Stored items:
>>>

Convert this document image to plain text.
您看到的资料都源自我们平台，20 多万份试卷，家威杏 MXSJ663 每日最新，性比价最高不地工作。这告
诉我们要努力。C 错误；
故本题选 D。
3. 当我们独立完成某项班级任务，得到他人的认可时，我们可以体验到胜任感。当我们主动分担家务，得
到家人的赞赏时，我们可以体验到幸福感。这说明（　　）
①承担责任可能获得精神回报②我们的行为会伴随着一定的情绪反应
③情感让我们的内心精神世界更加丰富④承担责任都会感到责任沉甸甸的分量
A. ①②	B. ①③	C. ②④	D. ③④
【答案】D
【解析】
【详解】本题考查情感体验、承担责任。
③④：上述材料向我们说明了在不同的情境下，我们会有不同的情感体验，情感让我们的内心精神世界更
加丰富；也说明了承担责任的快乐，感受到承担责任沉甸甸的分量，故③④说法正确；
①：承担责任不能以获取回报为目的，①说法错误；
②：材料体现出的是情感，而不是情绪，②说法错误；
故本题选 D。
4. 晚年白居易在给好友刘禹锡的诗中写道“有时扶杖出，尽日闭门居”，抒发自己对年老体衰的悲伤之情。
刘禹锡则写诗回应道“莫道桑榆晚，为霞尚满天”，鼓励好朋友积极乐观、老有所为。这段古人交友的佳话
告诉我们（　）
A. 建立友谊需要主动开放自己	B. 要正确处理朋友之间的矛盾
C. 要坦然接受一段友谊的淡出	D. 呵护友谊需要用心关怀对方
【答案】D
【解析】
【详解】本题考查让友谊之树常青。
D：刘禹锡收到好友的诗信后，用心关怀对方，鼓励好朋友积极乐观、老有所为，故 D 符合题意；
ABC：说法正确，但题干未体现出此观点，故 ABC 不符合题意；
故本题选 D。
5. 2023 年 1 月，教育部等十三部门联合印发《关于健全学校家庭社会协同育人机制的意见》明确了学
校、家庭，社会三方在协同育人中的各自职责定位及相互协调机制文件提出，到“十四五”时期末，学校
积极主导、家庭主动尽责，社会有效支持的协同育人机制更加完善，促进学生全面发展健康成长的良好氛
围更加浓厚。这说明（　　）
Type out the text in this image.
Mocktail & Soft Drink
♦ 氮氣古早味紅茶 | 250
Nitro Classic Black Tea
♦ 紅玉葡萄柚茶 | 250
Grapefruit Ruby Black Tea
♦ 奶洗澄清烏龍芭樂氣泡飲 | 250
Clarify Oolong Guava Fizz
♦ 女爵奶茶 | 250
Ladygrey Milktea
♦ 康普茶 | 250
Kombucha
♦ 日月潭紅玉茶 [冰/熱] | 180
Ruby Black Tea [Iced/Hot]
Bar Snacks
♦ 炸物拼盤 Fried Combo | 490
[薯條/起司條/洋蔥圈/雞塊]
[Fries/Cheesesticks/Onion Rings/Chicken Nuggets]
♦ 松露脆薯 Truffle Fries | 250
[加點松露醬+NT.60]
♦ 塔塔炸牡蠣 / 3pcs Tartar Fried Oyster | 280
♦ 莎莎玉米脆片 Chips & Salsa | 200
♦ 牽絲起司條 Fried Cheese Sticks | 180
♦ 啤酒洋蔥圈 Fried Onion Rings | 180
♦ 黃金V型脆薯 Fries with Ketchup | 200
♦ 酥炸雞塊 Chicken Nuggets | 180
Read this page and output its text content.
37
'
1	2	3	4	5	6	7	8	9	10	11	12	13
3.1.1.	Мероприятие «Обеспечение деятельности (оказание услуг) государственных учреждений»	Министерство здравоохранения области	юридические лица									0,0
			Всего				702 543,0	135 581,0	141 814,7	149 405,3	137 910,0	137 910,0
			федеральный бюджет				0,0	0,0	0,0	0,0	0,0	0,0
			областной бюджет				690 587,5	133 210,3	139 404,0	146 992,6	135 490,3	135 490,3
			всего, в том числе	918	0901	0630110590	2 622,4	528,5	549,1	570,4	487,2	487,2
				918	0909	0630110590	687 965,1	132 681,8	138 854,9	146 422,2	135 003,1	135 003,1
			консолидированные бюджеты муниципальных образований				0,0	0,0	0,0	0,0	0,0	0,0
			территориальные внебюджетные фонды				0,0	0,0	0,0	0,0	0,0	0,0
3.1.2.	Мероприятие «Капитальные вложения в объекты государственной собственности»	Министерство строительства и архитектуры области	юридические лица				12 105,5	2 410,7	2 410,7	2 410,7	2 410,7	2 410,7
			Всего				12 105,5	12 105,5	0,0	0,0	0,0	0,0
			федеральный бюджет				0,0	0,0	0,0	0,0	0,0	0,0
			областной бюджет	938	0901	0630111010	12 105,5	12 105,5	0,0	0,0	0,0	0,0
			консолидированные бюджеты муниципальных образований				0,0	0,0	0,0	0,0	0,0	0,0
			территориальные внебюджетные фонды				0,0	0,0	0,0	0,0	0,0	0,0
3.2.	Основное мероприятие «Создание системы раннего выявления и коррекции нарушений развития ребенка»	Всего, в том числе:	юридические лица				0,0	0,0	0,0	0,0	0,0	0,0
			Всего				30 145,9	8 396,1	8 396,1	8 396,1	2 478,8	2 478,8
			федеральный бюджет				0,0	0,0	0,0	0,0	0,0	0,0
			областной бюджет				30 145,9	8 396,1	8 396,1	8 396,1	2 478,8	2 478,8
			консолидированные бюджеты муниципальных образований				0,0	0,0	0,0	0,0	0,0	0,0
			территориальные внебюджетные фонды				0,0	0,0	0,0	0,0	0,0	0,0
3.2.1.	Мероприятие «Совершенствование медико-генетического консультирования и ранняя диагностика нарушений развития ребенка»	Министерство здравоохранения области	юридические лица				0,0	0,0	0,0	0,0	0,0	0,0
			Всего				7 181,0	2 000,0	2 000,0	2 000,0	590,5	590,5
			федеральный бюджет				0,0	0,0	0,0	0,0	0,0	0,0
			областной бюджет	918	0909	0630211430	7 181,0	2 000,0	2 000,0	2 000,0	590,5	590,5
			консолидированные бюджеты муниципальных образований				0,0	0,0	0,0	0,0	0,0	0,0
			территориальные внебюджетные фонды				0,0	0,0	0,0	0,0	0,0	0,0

<<<

## PROBLEM DESCRIPTION
From the data, list each line in which the string "Nuggets" appears.

## SOLUTION TO THIS PROBLEM
[Fries/Cheesesticks/Onion Rings/Chicken Nuggets]
♦ 酥炸雞塊 Chicken Nuggets | 180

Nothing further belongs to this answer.